What this task involves:
Only a number is wanted here: the number of lines of the data that include "Standards".

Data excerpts
═══

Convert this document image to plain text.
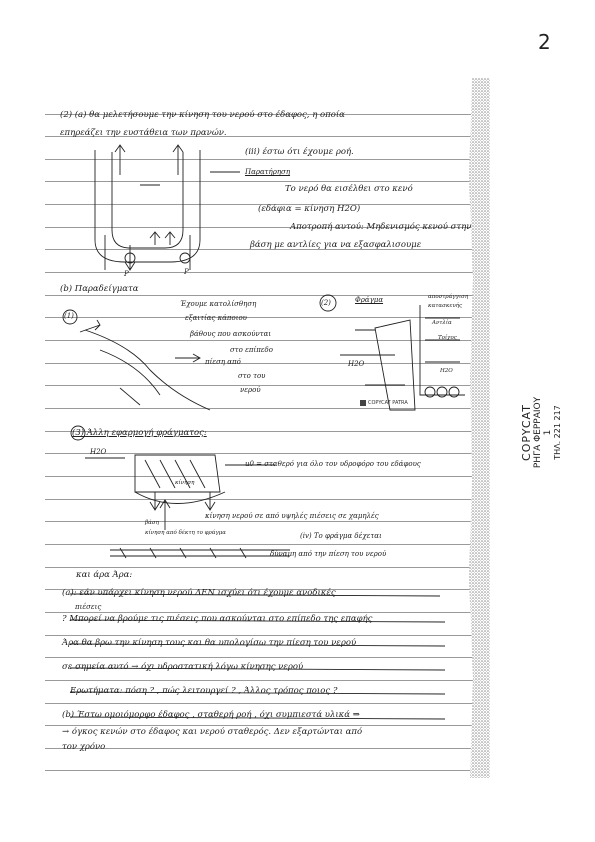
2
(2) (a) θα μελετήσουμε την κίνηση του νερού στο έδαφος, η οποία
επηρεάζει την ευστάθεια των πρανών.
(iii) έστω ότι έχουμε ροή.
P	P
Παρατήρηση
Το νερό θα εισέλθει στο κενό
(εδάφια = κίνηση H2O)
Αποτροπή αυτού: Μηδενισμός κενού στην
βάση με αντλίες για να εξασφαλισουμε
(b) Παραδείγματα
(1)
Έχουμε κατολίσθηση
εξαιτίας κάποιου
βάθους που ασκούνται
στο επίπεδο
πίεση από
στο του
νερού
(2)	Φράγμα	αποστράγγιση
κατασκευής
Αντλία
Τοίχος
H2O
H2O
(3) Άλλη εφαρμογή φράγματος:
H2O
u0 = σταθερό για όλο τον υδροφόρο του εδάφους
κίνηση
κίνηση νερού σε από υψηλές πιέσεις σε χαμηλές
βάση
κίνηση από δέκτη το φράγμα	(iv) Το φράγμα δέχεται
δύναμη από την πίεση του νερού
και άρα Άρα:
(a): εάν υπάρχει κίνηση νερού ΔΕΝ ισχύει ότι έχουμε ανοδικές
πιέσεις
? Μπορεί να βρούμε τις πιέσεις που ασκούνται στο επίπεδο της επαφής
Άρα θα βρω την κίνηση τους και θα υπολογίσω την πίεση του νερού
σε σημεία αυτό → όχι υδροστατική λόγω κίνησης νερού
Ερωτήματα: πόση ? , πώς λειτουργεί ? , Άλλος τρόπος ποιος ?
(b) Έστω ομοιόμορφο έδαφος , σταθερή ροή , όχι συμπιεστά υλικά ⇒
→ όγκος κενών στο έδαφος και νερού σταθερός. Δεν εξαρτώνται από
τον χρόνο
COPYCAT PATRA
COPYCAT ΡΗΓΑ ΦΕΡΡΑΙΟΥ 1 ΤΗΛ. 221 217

═══

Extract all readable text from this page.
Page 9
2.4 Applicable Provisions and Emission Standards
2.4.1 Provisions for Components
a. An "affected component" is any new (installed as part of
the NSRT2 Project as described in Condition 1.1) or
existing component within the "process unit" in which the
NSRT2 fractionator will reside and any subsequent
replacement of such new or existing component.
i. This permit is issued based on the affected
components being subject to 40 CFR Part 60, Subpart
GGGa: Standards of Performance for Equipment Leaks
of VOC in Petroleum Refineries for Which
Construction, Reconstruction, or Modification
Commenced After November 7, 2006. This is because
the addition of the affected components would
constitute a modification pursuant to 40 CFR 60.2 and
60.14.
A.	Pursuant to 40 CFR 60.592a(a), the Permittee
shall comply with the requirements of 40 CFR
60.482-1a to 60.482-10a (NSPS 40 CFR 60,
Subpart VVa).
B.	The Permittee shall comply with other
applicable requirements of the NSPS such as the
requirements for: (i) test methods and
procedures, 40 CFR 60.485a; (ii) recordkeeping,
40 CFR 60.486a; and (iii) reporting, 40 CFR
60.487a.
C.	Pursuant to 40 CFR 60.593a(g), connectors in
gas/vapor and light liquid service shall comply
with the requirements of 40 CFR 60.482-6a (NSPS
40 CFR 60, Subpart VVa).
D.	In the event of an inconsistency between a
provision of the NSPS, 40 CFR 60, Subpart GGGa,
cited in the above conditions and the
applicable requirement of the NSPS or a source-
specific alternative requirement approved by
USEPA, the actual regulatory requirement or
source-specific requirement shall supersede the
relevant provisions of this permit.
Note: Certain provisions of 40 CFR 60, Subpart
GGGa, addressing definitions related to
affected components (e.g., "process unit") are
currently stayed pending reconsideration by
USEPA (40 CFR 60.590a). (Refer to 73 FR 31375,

═══

Response:
2